◆ Goal: Leave out the pictures and transcribe the rest of the records exactly.

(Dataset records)
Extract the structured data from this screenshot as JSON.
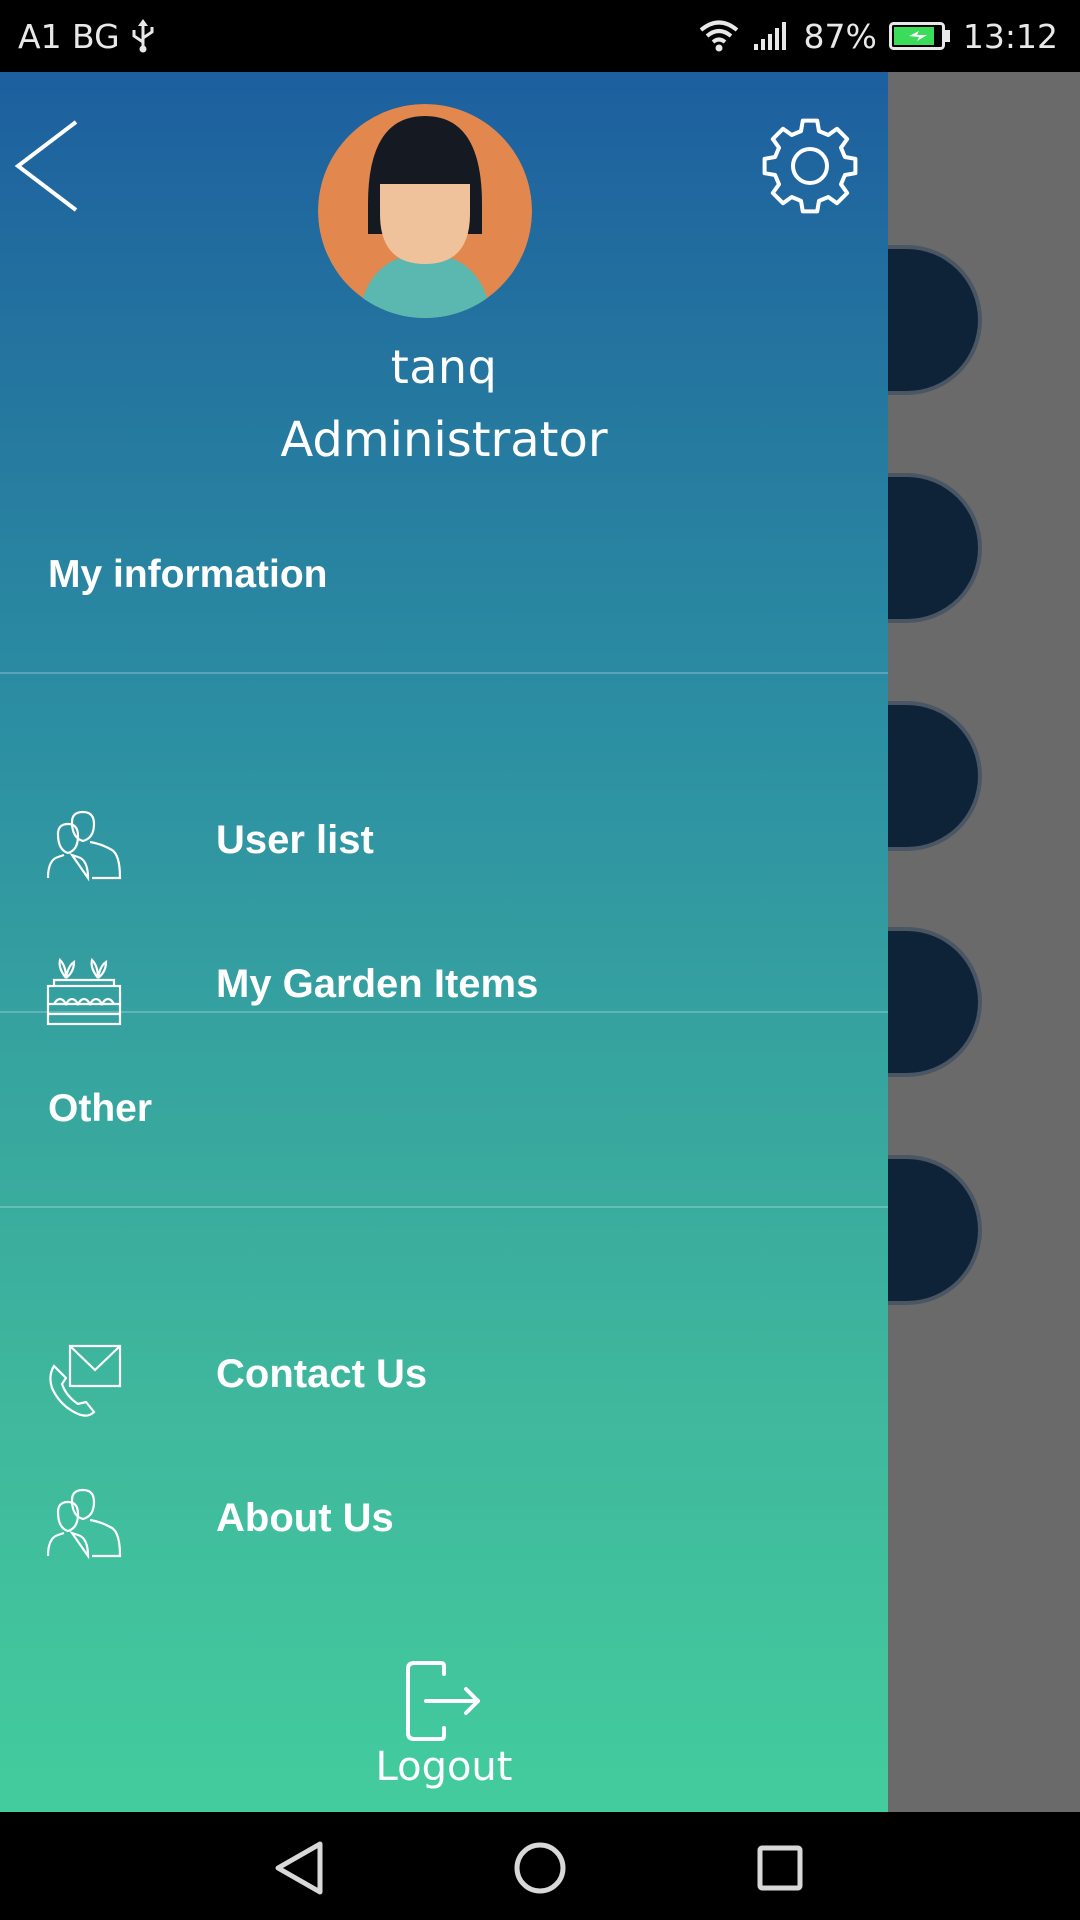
{
  "status_bar": {
    "carrier": "A1 BG",
    "usb_icon": "usb-icon",
    "wifi_icon": "wifi-icon",
    "signal_icon": "signal-icon",
    "battery_percent": "87%",
    "battery_level": 0.87,
    "time": "13:12"
  },
  "drawer": {
    "back_icon": "chevron-left-icon",
    "settings_icon": "gear-icon",
    "user": {
      "name": "tanq",
      "role": "Administrator",
      "avatar_icon": "avatar-icon"
    },
    "sections": [
      {
        "heading": "My information",
        "items": [
          {
            "label": "User list",
            "icon": "users-icon"
          },
          {
            "label": "My Garden Items",
            "icon": "garden-icon"
          }
        ]
      },
      {
        "heading": "Other",
        "items": [
          {
            "label": "Contact Us",
            "icon": "contact-icon"
          },
          {
            "label": "About Us",
            "icon": "users-icon"
          }
        ]
      }
    ],
    "logout": {
      "label": "Logout",
      "icon": "logout-icon"
    }
  },
  "nav_bar": {
    "back_icon": "nav-back-icon",
    "home_icon": "nav-home-icon",
    "recents_icon": "nav-recents-icon"
  },
  "colors": {
    "gradient_top": "#1d5f9f",
    "gradient_bottom": "#43cc9d",
    "avatar_bg": "#e2874e",
    "battery_fill": "#3bdc5a"
  }
}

◆ Correct result:
Extract the structured data from this screenshot as JSON.
{
  "status_bar": {
    "carrier": "A1 BG",
    "usb_icon": "usb-icon",
    "wifi_icon": "wifi-icon",
    "signal_icon": "signal-icon",
    "battery_percent": "87%",
    "battery_level": 0.87,
    "time": "13:12"
  },
  "drawer": {
    "back_icon": "chevron-left-icon",
    "settings_icon": "gear-icon",
    "user": {
      "name": "tanq",
      "role": "Administrator",
      "avatar_icon": "avatar-icon"
    },
    "sections": [
      {
        "heading": "My information",
        "items": [
          {
            "label": "User list",
            "icon": "users-icon"
          },
          {
            "label": "My Garden Items",
            "icon": "garden-icon"
          }
        ]
      },
      {
        "heading": "Other",
        "items": [
          {
            "label": "Contact Us",
            "icon": "contact-icon"
          },
          {
            "label": "About Us",
            "icon": "users-icon"
          }
        ]
      }
    ],
    "logout": {
      "label": "Logout",
      "icon": "logout-icon"
    }
  },
  "nav_bar": {
    "back_icon": "nav-back-icon",
    "home_icon": "nav-home-icon",
    "recents_icon": "nav-recents-icon"
  },
  "colors": {
    "gradient_top": "#1d5f9f",
    "gradient_bottom": "#43cc9d",
    "avatar_bg": "#e2874e",
    "battery_fill": "#3bdc5a"
  }
}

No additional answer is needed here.